WHAT IS REQUIRED: Reproduce the listing verbatim.

RECORDS PROVIDED:
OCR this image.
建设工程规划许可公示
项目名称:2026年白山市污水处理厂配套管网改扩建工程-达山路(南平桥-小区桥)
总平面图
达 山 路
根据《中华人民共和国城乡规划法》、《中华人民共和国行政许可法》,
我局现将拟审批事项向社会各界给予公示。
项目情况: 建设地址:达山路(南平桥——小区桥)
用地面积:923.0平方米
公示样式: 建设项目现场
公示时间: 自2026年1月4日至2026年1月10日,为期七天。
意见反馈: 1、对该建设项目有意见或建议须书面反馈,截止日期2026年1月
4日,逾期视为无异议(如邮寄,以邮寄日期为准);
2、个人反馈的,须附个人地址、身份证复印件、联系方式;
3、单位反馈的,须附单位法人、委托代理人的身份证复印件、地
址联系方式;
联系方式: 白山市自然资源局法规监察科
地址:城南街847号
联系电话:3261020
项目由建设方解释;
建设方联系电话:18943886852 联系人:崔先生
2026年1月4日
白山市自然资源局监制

REPLY:
OCR this image.
建设工程规划许可公示
项目名称:2026年白山市污水处理厂配套管网改扩建工程-达山路(南平桥-小区桥)
总平面图
达 山 路
根据《中华人民共和国城乡规划法》、《中华人民共和国行政许可法》,
我局现将拟审批事项向社会各界给予公示。
项目情况: 建设地址:达山路(南平桥——小区桥)
用地面积:923.0平方米
公示样式: 建设项目现场
公示时间: 自2026年1月4日至2026年1月10日,为期七天。
意见反馈: 1、对该建设项目有意见或建议须书面反馈,截止日期2026年1月
4日,逾期视为无异议(如邮寄,以邮寄日期为准);
2、个人反馈的,须附个人地址、身份证复印件、联系方式;
3、单位反馈的,须附单位法人、委托代理人的身份证复印件、地
址联系方式;
联系方式: 白山市自然资源局法规监察科
地址:城南街847号
联系电话:3261020
项目由建设方解释;
建设方联系电话:18943886852 联系人:崔先生
2026年1月4日
白山市自然资源局监制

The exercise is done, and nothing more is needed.